[begin Input for this task]
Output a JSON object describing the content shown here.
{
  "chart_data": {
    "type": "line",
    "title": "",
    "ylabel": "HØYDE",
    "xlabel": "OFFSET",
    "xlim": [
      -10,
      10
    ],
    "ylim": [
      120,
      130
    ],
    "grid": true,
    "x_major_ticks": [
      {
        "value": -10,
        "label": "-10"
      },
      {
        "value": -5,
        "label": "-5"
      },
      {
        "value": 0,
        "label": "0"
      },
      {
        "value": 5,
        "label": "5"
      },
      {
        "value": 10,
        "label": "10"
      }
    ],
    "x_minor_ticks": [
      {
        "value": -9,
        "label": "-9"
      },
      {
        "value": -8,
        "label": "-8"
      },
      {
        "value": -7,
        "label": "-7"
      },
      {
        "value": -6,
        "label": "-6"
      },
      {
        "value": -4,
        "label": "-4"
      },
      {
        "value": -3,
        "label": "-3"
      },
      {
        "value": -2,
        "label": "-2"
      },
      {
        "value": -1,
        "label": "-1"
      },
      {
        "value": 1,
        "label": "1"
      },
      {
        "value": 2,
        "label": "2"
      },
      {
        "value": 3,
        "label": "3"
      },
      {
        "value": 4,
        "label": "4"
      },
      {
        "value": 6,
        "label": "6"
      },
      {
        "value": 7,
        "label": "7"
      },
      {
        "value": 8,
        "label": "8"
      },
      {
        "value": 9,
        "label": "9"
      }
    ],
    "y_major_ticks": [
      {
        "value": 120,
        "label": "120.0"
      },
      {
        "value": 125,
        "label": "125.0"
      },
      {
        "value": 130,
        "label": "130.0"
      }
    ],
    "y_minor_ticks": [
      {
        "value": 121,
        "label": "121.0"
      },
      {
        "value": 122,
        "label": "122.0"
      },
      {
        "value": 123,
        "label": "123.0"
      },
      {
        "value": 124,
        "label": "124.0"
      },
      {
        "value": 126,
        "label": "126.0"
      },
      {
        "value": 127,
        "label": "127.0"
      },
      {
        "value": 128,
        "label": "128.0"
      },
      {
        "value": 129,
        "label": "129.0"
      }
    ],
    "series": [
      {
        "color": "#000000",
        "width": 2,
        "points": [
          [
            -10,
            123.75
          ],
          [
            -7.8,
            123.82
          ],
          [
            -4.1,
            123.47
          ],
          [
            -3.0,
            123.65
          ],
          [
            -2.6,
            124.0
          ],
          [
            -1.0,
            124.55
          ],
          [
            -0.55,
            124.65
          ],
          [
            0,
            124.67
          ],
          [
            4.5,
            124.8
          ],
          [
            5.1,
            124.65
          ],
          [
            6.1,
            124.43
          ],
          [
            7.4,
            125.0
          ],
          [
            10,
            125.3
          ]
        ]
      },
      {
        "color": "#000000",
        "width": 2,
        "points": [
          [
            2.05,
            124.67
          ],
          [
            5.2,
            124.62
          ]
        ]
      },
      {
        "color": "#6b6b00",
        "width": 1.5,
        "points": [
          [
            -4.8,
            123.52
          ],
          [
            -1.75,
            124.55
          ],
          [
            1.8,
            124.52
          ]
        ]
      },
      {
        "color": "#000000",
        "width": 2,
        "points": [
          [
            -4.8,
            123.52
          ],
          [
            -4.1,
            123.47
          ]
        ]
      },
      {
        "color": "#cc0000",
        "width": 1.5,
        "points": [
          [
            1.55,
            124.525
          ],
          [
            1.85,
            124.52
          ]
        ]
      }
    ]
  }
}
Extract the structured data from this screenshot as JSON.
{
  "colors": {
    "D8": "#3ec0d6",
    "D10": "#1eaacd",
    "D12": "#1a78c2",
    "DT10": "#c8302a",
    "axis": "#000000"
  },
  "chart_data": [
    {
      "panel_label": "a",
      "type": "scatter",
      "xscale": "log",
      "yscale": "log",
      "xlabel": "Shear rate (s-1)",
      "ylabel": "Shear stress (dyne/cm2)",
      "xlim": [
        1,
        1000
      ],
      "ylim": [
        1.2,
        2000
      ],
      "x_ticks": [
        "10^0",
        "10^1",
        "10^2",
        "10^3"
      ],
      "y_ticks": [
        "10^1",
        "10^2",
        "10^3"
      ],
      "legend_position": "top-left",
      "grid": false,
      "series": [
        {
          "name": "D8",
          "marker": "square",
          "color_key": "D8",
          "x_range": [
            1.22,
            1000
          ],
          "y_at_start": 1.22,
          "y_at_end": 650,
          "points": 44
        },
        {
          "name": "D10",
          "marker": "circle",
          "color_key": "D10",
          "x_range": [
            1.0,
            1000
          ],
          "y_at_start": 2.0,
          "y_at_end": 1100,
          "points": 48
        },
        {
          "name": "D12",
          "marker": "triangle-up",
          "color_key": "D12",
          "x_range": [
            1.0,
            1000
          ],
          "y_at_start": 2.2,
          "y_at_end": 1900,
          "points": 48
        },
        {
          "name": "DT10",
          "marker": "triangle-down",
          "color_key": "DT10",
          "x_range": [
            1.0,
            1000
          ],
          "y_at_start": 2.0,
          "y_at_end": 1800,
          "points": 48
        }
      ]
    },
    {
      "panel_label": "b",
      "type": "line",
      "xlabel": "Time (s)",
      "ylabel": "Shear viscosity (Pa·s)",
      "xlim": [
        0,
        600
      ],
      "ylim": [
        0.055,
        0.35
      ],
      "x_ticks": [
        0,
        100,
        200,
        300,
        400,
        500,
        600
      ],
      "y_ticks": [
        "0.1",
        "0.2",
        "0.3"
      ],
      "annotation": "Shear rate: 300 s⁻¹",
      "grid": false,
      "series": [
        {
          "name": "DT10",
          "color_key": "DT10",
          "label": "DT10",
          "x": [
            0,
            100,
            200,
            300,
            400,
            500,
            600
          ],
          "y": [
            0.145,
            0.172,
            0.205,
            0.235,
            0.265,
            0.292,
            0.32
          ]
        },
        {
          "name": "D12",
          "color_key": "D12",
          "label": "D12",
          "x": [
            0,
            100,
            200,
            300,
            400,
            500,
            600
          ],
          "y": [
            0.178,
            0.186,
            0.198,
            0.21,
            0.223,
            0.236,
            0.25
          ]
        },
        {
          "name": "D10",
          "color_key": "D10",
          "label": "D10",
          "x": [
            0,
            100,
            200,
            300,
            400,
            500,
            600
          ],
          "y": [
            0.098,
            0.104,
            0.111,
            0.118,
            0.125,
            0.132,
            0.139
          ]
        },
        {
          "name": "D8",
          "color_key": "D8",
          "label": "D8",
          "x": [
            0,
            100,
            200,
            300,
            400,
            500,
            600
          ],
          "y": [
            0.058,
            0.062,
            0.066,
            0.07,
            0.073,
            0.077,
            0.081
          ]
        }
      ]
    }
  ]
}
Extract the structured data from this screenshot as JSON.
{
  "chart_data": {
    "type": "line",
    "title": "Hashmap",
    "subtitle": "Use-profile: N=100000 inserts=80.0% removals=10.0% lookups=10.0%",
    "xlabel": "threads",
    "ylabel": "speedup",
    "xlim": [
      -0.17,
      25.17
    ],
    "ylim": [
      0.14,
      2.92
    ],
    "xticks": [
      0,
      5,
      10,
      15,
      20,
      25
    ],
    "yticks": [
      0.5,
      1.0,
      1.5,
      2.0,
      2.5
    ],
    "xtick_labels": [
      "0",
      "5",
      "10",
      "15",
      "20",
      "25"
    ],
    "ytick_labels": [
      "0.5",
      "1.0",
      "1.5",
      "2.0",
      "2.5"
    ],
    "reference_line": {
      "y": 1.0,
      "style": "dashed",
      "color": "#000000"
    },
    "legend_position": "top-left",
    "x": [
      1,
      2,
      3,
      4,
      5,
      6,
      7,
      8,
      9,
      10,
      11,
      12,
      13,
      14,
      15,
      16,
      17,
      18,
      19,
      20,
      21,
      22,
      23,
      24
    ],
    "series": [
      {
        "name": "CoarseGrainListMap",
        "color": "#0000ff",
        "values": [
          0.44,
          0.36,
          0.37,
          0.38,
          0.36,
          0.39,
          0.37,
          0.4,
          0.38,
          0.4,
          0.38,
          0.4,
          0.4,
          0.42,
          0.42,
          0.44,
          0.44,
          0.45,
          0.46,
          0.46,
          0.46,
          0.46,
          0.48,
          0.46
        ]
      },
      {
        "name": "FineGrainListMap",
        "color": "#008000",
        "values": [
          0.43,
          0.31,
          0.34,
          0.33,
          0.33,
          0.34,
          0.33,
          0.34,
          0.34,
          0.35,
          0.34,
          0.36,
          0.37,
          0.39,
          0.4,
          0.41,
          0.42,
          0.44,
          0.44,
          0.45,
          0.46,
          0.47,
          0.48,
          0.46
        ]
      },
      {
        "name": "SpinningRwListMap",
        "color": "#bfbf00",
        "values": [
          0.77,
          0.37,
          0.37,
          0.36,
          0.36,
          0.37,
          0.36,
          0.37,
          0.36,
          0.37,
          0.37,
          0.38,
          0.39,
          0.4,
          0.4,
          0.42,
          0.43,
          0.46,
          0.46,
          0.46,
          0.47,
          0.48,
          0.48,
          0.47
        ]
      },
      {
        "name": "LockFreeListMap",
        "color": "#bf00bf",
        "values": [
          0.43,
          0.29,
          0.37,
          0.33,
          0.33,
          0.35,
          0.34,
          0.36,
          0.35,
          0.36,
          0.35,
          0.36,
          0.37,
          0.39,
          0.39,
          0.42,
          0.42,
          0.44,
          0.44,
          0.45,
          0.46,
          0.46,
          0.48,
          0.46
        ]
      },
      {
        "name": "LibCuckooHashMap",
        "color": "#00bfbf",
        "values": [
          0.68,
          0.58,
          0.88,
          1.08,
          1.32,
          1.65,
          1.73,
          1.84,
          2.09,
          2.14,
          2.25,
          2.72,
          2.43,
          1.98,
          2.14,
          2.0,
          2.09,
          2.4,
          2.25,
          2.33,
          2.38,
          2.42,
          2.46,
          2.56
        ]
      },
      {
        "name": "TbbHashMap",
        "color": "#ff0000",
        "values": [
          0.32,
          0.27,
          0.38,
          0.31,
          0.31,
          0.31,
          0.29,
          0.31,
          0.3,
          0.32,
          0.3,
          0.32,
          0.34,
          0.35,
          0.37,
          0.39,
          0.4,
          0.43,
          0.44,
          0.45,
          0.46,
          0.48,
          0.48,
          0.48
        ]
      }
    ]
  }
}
[end Input for this task]
**Written request:** Gather up, from the records above, each line where the word "xlabel" appears.

**Result of the task:**
    "xlabel": "OFFSET",
      "xlabel": "Shear rate (s-1)",
      "xlabel": "Time (s)",
    "xlabel": "threads",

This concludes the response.